EXTRACTED TEXT:

__________

The sock basket
We go through a ton of laundry in this house. On a daily basis, the industrial-sized washer and dryer run three or four loads. The old laundry chute empties into a cupboard that overflows dirty laundry from the two floors above.
The socks get separated as socks do. So they come out of the dryer and go into the sock basket. At the top of the basket are the easy matches: the little socks of Lib's that have the rubberized size and brand labels on their underside; Henry's identifiable matches - gray heels and an orange label; Maddie's colorful boot hose. But below the surface rest the old socks. The tough matches. These are the various white and black socks that are just different enough that they require some work to match. The tub is big too. It must have some unmatched socks that go back two years. The task of matching socks is a momentous one that no one wants. It is emblematic of the hundreds of ugly tasks we all have encountered that are left unassigned and so undone. But the tasks are there. They sit in the otherwise clean surroundings, getting uglier as things around them get better.

__________

SET OF TASKS:
(1) Answer these about the sock basket piece:
(a) How many loads do the washer and dryer run each day?
(b) What makes Henry's socks identifiable?
(c) How far back might some unmatched socks in the tub go?
(2) Which lines run from the start of the records through the line holding "688, 779, 715]", inclusive? Copy them without any changes.
The sock basket text has no connection to the records.

__________

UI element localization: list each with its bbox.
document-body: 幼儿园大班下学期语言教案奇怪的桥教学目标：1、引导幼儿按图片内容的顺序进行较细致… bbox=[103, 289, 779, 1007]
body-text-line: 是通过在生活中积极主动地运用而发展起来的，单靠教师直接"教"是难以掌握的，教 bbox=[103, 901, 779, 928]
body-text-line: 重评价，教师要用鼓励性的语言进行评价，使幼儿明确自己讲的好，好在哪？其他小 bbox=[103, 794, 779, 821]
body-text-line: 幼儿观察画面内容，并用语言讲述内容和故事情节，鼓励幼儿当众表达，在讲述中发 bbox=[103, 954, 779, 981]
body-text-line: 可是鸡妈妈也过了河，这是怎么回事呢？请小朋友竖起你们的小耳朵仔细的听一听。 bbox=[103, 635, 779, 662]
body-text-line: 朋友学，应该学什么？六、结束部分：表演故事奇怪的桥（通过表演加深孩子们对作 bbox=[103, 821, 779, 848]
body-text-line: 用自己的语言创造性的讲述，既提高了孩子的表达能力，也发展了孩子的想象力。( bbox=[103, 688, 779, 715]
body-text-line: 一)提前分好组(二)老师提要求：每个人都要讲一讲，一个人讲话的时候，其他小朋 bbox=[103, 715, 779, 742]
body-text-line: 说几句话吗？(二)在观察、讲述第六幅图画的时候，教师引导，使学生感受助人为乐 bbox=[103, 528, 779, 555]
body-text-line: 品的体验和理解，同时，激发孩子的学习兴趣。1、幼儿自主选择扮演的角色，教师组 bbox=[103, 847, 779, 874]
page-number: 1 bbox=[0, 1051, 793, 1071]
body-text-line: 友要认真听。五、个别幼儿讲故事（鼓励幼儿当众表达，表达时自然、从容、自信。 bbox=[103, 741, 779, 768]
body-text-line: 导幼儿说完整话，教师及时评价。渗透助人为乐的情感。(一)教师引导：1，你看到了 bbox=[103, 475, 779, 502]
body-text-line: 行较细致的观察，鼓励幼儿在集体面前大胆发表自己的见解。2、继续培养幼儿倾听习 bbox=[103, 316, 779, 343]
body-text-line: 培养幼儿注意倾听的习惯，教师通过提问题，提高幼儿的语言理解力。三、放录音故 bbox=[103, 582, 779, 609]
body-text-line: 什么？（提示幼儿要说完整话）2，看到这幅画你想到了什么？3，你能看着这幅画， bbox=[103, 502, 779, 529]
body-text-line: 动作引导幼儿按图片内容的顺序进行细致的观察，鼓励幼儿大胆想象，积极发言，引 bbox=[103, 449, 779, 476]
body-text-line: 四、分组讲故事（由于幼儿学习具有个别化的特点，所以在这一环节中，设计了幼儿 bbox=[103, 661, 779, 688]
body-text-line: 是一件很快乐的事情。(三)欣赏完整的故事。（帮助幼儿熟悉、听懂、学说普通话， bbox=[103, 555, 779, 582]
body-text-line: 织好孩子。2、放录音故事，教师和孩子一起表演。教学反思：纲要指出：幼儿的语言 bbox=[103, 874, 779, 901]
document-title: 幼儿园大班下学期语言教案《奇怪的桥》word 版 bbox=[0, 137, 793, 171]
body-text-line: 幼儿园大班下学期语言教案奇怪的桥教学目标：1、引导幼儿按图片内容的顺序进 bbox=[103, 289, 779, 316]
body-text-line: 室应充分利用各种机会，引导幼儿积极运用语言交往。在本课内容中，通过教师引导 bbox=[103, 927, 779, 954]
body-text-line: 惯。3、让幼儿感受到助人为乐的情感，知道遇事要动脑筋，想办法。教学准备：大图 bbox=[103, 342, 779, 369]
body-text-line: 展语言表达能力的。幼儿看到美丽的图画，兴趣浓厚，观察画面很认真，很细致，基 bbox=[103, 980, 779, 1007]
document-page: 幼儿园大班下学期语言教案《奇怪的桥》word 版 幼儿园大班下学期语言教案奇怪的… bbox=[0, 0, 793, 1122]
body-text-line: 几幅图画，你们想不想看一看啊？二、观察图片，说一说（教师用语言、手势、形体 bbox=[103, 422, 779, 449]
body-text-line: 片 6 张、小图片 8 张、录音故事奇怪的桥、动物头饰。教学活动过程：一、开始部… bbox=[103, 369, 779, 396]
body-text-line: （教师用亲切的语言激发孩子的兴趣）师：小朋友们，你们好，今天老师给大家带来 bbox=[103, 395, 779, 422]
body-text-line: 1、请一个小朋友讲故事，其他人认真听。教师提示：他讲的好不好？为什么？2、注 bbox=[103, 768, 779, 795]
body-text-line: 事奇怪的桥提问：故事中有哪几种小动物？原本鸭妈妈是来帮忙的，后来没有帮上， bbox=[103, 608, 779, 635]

__________

ANSWERS TO EACH TASK:
(1)
(a) Three or four loads.
(b) Gray heels and an orange label.
(c) Two years.

(2)
UI element localization: list each with its bbox.
document-body: 幼儿园大班下学期语言教案奇怪的桥教学目标：1、引导幼儿按图片内容的顺序进行较细致… bbox=[103, 289, 779, 1007]
body-text-line: 是通过在生活中积极主动地运用而发展起来的，单靠教师直接"教"是难以掌握的，教 bbox=[103, 901, 779, 928]
body-text-line: 重评价，教师要用鼓励性的语言进行评价，使幼儿明确自己讲的好，好在哪？其他小 bbox=[103, 794, 779, 821]
body-text-line: 幼儿观察画面内容，并用语言讲述内容和故事情节，鼓励幼儿当众表达，在讲述中发 bbox=[103, 954, 779, 981]
body-text-line: 可是鸡妈妈也过了河，这是怎么回事呢？请小朋友竖起你们的小耳朵仔细的听一听。 bbox=[103, 635, 779, 662]
body-text-line: 朋友学，应该学什么？六、结束部分：表演故事奇怪的桥（通过表演加深孩子们对作 bbox=[103, 821, 779, 848]
body-text-line: 用自己的语言创造性的讲述，既提高了孩子的表达能力，也发展了孩子的想象力。( bbox=[103, 688, 779, 715]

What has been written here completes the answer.